## Begin

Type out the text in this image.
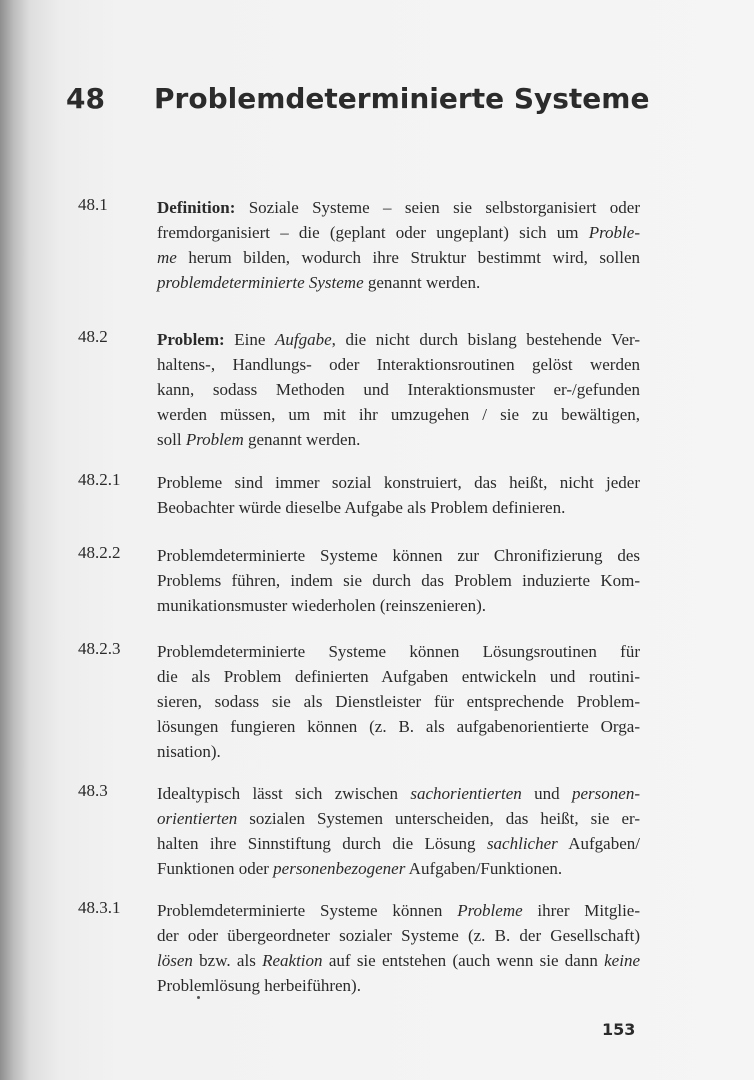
48 Problemdeterminierte Systeme
48.1	Definition: Soziale Systeme – seien sie selbstorganisiert oder
fremdorganisiert – die (geplant oder ungeplant) sich um Proble-
me herum bilden, wodurch ihre Struktur bestimmt wird, sollen
problemdeterminierte Systeme genannt werden.
48.2	Problem: Eine Aufgabe, die nicht durch bislang bestehende Ver-
haltens-, Handlungs- oder Interaktionsroutinen gelöst werden
kann, sodass Methoden und Interaktionsmuster er-/gefunden
werden müssen, um mit ihr umzugehen / sie zu bewältigen,
soll Problem genannt werden.
48.2.1 Probleme sind immer sozial konstruiert, das heißt, nicht jeder
Beobachter würde dieselbe Aufgabe als Problem definieren.
48.2.2 Problemdeterminierte Systeme können zur Chronifizierung des
Problems führen, indem sie durch das Problem induzierte Kom-
munikationsmuster wiederholen (reinszenieren).
48.2.3 Problemdeterminierte Systeme können Lösungsroutinen für
die als Problem definierten Aufgaben entwickeln und routini-
sieren, sodass sie als Dienstleister für entsprechende Problem-
lösungen fungieren können (z. B. als aufgabenorientierte Orga-
nisation).
48.3	Idealtypisch lässt sich zwischen sachorientierten und personen-
orientierten sozialen Systemen unterscheiden, das heißt, sie er-
halten ihre Sinnstiftung durch die Lösung sachlicher Aufgaben/
Funktionen oder personenbezogener Aufgaben/Funktionen.
48.3.1 Problemdeterminierte Systeme können Probleme ihrer Mitglie-
der oder übergeordneter sozialer Systeme (z. B. der Gesellschaft)
lösen bzw. als Reaktion auf sie entstehen (auch wenn sie dann keine
Problemlösung herbeiführen).
153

## End

EXERCISE REQUIREMENTS. Copy every line from the records above that contains the word "oder".

EXERCISE SOLUTION.
48.1	Definition: Soziale Systeme – seien sie selbstorganisiert oder
fremdorganisiert – die (geplant oder ungeplant) sich um Proble-
haltens-, Handlungs- oder Interaktionsroutinen gelöst werden
Funktionen oder personenbezogener Aufgaben/Funktionen.
der oder übergeordneter sozialer Systeme (z. B. der Gesellschaft)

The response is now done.